*EXERCISE BRIEF*. Across the listing below, count the lines that mention the string "metrics". Reply with the figure only.

= = = =

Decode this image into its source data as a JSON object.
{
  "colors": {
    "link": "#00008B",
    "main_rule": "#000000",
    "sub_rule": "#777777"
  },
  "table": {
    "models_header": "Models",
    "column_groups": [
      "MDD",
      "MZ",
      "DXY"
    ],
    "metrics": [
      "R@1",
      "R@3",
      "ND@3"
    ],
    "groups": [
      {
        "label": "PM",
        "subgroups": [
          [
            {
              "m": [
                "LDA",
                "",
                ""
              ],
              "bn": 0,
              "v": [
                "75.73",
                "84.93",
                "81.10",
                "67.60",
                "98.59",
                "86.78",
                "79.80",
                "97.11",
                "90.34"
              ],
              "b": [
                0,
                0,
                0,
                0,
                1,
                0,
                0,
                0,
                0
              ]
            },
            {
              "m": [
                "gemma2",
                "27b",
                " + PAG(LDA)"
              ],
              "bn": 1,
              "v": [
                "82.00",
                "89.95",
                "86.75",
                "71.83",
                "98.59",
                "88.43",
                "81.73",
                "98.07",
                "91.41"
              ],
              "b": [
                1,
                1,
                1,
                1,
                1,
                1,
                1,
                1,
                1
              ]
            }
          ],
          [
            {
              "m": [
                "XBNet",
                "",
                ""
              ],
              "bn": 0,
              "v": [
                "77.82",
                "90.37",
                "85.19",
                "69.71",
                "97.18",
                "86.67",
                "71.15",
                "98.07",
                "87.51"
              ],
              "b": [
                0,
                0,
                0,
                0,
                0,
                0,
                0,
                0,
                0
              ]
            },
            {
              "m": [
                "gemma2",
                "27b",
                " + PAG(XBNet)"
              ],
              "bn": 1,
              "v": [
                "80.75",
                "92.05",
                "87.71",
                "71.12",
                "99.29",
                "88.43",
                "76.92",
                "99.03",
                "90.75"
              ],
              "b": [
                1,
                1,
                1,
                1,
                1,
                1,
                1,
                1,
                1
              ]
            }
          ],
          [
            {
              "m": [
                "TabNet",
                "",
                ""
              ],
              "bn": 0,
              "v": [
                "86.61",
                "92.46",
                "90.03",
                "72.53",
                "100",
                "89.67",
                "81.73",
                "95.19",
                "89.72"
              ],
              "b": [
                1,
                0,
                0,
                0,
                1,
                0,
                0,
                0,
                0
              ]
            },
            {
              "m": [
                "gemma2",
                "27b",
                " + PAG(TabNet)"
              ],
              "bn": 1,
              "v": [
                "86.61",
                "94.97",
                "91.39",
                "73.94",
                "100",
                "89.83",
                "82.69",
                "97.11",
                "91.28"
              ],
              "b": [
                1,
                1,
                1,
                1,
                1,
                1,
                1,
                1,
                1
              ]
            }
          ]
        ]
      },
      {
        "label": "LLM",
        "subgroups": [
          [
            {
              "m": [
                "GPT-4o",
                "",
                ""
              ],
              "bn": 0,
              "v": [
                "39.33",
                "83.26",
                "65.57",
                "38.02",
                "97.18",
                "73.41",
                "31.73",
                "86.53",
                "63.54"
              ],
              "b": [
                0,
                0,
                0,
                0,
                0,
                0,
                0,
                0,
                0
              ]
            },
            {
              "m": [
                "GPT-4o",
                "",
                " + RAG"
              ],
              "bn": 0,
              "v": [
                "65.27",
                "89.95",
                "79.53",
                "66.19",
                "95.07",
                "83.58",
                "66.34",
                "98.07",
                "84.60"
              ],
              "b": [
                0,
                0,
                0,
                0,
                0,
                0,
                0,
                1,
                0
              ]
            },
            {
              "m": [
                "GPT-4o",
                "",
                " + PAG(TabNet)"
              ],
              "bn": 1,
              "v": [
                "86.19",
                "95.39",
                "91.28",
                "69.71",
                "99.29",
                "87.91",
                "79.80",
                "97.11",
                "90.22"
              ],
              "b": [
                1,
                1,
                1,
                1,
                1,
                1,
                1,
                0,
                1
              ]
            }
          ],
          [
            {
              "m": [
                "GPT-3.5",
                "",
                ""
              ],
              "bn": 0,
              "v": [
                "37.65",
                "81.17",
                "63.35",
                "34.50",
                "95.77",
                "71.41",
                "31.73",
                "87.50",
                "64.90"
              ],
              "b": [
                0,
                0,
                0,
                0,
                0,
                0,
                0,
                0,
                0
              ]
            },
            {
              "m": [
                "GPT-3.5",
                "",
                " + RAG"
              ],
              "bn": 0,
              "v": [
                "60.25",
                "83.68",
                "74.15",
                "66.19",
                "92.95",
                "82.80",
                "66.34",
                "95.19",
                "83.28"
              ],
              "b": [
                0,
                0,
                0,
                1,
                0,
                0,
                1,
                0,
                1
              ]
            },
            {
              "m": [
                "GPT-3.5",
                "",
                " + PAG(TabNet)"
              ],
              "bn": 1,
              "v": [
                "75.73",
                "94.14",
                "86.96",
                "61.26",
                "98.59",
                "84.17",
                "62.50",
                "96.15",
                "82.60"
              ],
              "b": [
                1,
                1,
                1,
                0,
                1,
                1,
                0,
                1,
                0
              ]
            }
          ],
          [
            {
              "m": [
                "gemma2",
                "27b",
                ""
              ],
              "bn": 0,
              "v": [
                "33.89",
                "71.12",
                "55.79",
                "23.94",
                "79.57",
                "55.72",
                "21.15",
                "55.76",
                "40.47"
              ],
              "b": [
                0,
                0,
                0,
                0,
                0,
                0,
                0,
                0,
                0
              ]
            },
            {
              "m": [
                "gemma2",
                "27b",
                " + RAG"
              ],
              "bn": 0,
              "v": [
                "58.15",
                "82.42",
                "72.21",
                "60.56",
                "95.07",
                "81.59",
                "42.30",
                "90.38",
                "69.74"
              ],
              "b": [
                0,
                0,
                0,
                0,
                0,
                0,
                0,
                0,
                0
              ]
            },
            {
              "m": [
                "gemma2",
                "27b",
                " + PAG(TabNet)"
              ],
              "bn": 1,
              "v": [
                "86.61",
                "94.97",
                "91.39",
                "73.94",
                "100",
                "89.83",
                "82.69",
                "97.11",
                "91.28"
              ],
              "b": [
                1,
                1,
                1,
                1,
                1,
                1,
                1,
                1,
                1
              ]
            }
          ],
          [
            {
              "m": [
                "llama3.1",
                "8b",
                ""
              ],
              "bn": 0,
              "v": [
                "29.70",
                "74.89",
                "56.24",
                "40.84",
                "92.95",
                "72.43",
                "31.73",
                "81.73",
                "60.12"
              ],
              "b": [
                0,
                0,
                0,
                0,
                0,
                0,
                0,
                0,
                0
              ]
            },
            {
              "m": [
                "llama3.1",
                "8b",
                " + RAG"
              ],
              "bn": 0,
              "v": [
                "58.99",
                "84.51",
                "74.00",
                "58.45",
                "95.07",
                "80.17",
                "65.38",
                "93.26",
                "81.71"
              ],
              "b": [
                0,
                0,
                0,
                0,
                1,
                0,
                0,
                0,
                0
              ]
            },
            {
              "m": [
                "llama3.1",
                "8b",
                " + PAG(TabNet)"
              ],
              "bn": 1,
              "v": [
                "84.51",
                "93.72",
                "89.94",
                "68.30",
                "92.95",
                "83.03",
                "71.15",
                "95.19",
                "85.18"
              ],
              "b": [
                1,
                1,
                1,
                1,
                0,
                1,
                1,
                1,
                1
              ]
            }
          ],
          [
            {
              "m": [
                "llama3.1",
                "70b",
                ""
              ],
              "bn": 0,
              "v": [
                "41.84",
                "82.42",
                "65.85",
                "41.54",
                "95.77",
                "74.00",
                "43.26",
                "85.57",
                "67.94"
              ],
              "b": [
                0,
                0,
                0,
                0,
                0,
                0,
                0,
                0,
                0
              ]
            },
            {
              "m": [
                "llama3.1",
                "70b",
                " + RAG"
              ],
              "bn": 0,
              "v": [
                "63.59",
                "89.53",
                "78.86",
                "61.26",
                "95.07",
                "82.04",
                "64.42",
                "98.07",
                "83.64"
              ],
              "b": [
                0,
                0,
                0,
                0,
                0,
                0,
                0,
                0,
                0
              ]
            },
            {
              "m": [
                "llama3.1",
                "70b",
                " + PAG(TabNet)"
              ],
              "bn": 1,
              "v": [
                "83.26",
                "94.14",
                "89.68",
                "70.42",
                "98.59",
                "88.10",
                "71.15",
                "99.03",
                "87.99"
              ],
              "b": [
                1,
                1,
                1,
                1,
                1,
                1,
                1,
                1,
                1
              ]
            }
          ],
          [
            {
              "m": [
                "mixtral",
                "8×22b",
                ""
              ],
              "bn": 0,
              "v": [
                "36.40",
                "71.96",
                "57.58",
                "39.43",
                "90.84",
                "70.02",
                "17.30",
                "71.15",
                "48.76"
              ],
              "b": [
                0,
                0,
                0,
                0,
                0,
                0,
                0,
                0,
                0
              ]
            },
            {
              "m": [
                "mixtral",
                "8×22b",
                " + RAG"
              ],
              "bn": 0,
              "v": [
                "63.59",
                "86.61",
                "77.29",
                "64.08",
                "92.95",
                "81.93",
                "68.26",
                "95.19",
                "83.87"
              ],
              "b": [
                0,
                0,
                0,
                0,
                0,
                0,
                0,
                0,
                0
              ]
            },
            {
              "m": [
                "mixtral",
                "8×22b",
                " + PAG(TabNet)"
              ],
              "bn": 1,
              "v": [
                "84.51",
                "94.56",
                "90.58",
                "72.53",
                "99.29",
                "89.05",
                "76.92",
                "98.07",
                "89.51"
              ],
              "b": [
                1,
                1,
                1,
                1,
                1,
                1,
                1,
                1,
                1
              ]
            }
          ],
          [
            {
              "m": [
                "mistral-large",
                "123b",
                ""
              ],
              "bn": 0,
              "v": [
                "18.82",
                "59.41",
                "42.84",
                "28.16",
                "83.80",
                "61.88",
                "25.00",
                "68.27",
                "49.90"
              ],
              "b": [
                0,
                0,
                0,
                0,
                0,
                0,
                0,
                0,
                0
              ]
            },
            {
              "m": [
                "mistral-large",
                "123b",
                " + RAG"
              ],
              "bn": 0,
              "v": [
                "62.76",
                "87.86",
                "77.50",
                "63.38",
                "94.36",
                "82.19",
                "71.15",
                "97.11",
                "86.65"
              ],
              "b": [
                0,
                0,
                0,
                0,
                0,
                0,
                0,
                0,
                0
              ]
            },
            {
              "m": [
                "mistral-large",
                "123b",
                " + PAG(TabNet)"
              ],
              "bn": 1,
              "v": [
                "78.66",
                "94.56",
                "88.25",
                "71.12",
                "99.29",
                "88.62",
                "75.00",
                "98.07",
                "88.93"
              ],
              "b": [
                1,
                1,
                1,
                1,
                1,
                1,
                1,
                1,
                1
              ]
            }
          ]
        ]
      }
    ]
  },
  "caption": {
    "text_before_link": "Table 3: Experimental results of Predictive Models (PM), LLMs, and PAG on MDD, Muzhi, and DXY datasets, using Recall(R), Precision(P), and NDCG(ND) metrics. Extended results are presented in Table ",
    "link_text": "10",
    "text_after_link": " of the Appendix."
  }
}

= = = =

*ANSWER FOR THE TASK*. 2